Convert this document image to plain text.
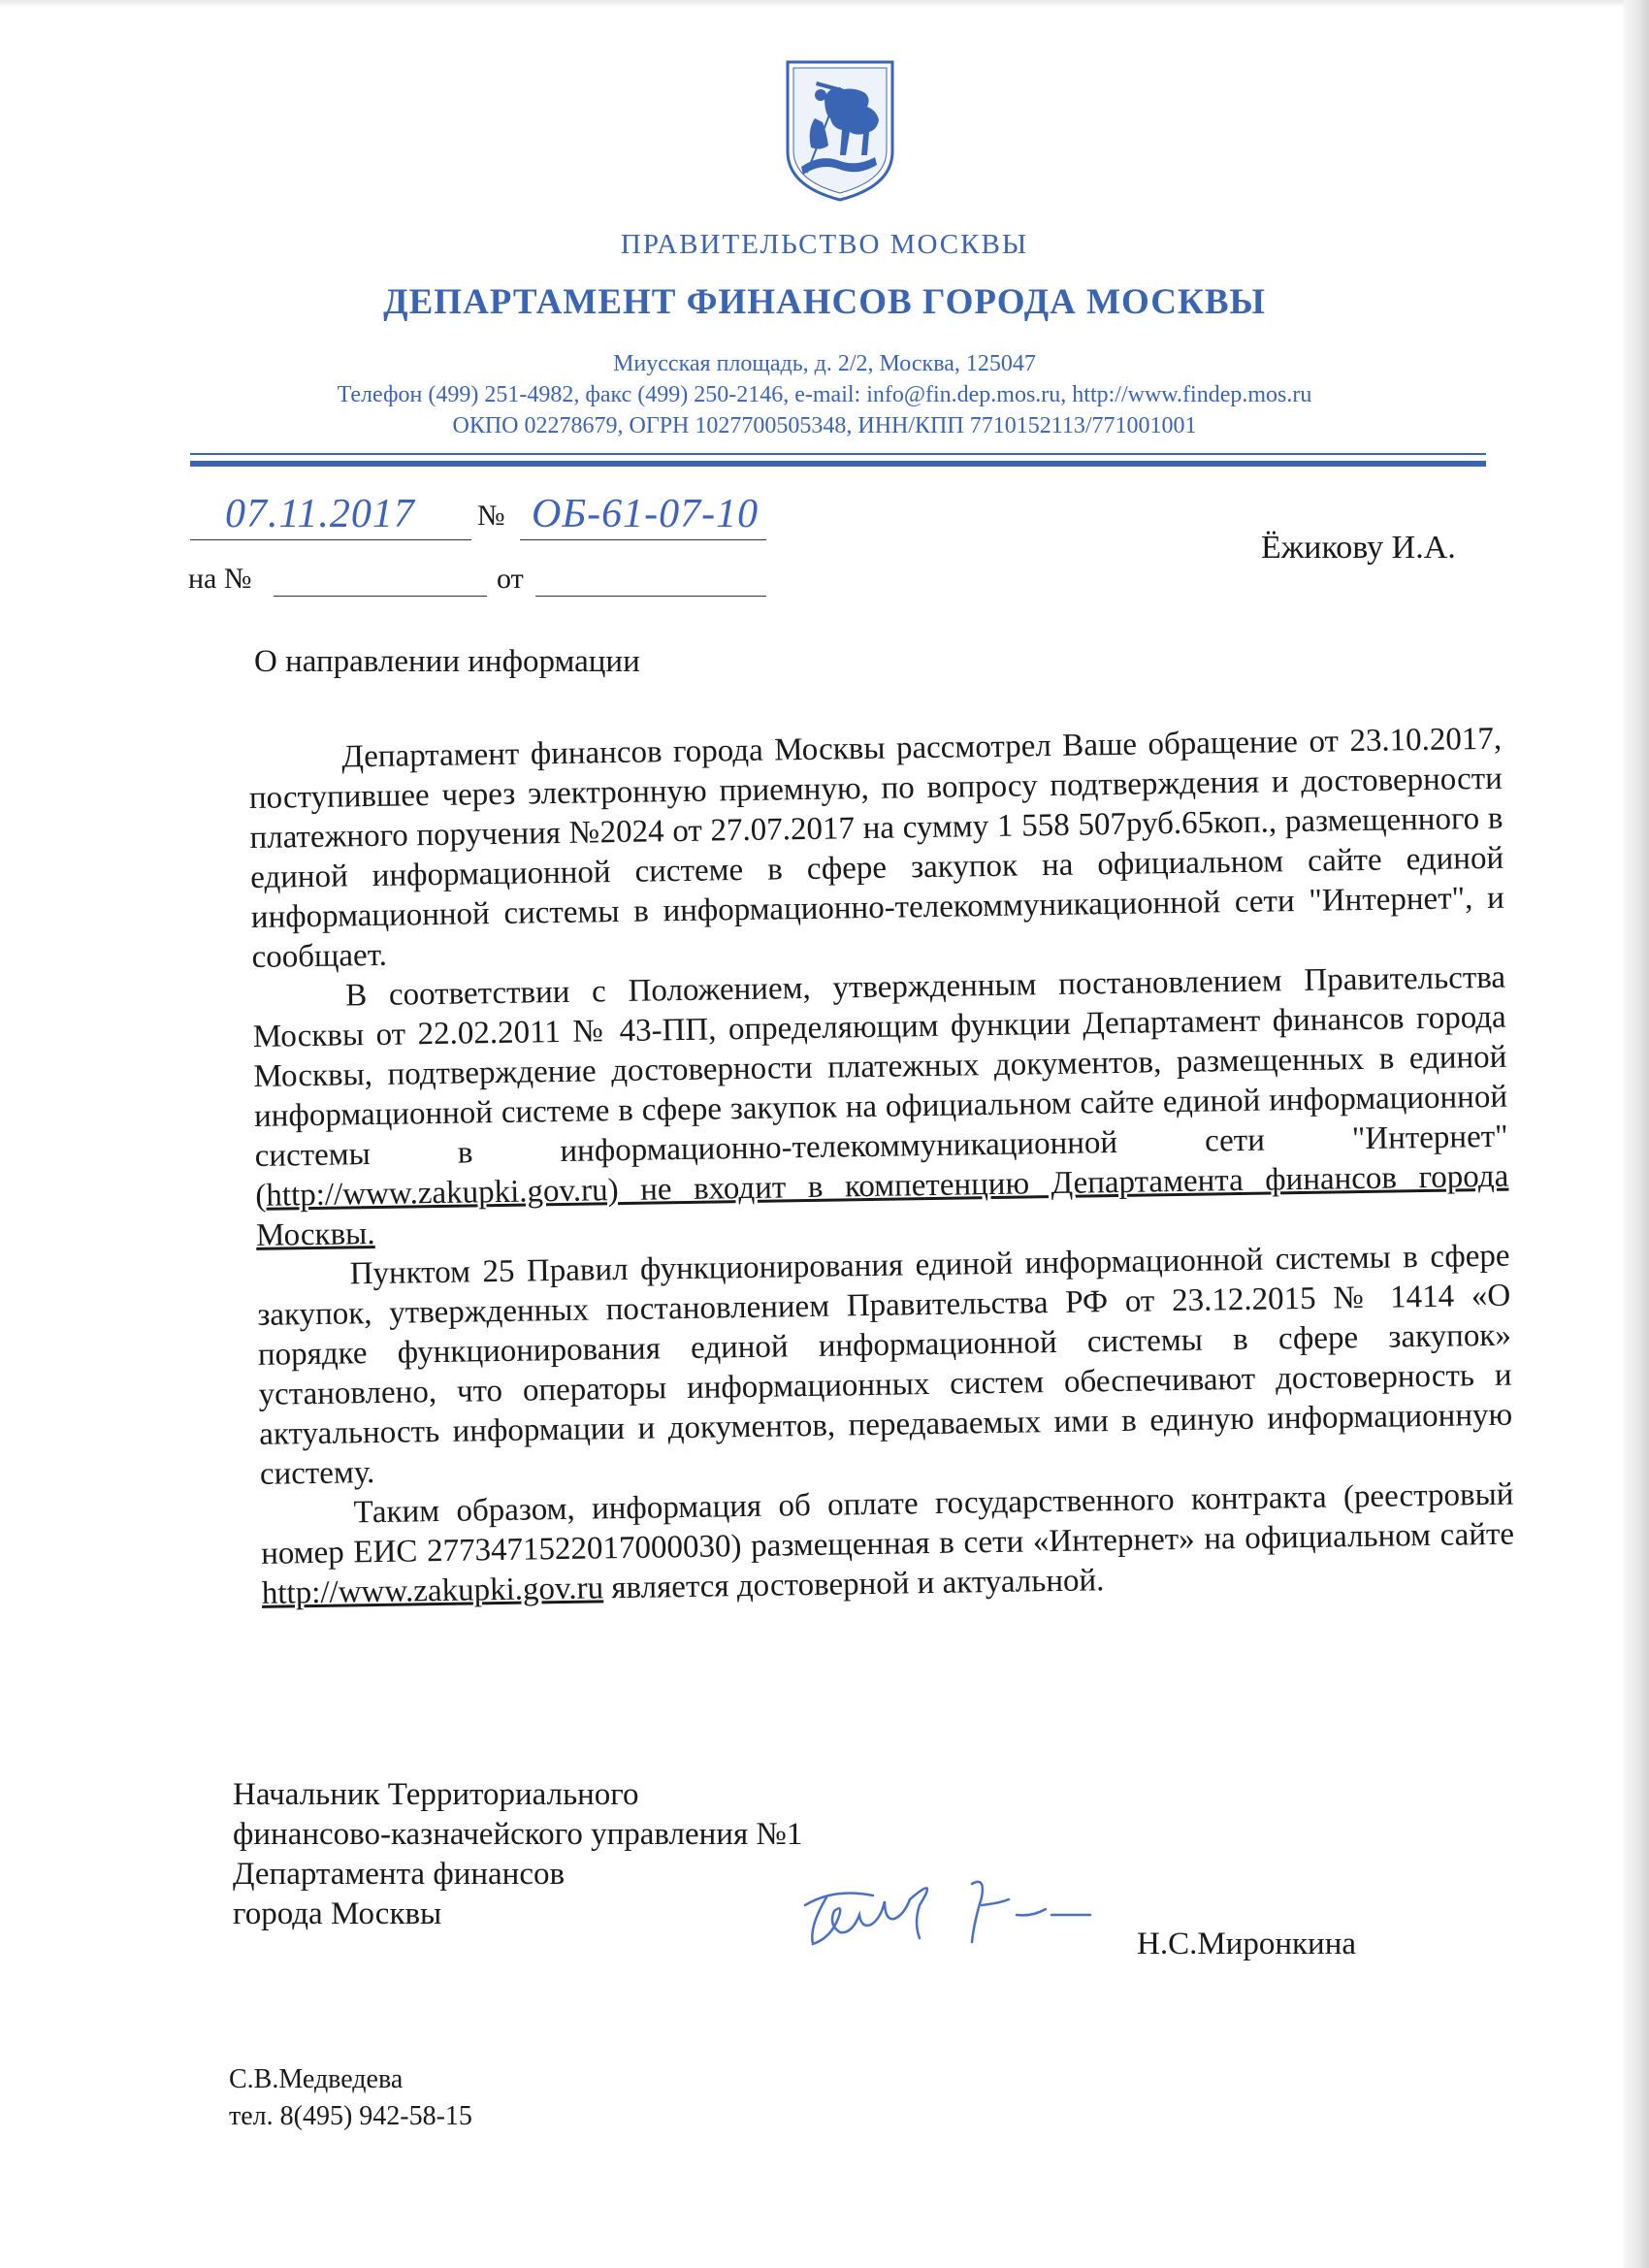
ПРАВИТЕЛЬСТВО МОСКВЫ
ДЕПАРТАМЕНТ ФИНАНСОВ ГОРОДА МОСКВЫ
Миусская площадь, д. 2/2, Москва, 125047
Телефон (499) 251-4982, факс (499) 250-2146, e-mail: info@fin.dep.mos.ru, http://www.findep.mos.ru
ОКПО 02278679, ОГРН 1027700505348, ИНН/КПП 7710152113/771001001
07.11.2017	№ ОБ-61-07-10
на №	от
Ёжикову И.А.
О направлении информации

Департамент финансов города Москвы рассмотрел Ваше обращение от 23.10.2017, поступившее через электронную приемную, по вопросу подтверждения и достоверности платежного поручения №2024 от 27.07.2017 на сумму 1 558 507руб.65коп., размещенного в единой информационной системе в сфере закупок на официальном сайте единой информационной системы в информационно-телекоммуникационной сети "Интернет", и сообщает.

В соответствии с Положением, утвержденным постановлением Правительства Москвы от 22.02.2011 № 43-ПП, определяющим функции Департамент финансов города Москвы, подтверждение достоверности платежных документов, размещенных в единой информационной системе в сфере закупок на официальном сайте единой информационной системы в информационно-телекоммуникационной сети "Интернет" (http://www.zakupki.gov.ru) не входит в компетенцию Департамента финансов города Москвы.

Пунктом 25 Правил функционирования единой информационной системы в сфере закупок, утвержденных постановлением Правительства РФ от 23.12.2015 № 1414 «О порядке функционирования единой информационной системы в сфере закупок» установлено, что операторы информационных систем обеспечивают достоверность и актуальность информации и документов, передаваемых ими в единую информационную систему.

Таким образом, информация об оплате государственного контракта (реестровый номер ЕИС 2773471522017000030) размещенная в сети «Интернет» на официальном сайте http://www.zakupki.gov.ru является достоверной и актуальной.

Начальник Территориального
финансово-казначейского управления №1
Департамента финансов
города Москвы
Н.С.Миронкина
С.В.Медведева
тел. 8(495) 942-58-15
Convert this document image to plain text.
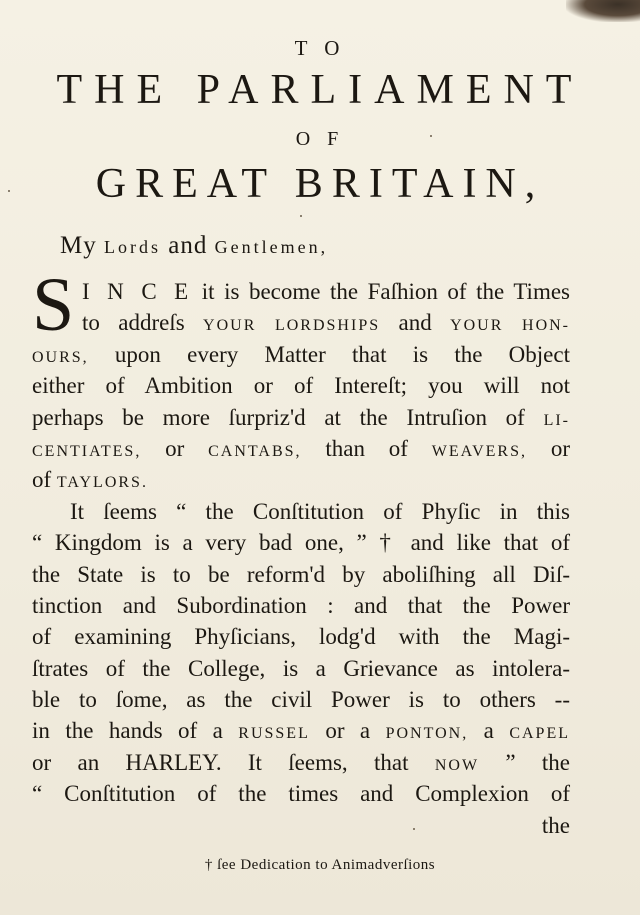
T O
THE PARLIAMENT
O F
GREAT BRITAIN,
My Lords and Gentlemen,
S I N C E it is become the Faſhion of the Times
to addreſs YOUR LORDSHIPS and YOUR HON-
OURS, upon every Matter that is the Object
either of Ambition or of Intereſt; you will not
perhaps be more ſurpriz'd at the Intruſion of LI-
CENTIATES, or CANTABS, than of WEAVERS, or
of TAYLORS.
It ſeems “ the Conſtitution of Phyſic in this
“ Kingdom is a very bad one, ” † and like that of
the State is to be reform'd by aboliſhing all Diſ-
tinction and Subordination : and that the Power
of examining Phyſicians, lodg'd with the Magi-
ſtrates of the College, is a Grievance as intolera-
ble to ſome, as the civil Power is to others --
in the hands of a RUSSEL or a PONTON, a CAPEL
or an HARLEY. It ſeems, that NOW ” the
“ Conſtitution of the times and Complexion of
the
† ſee Dedication to Animadverſions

### What you are asked to do
Gather all lines where the word "ſeems" appears.

### Answer to the task
It ſeems “ the Conſtitution of Phyſic in this
or an HARLEY. It ſeems, that NOW ” the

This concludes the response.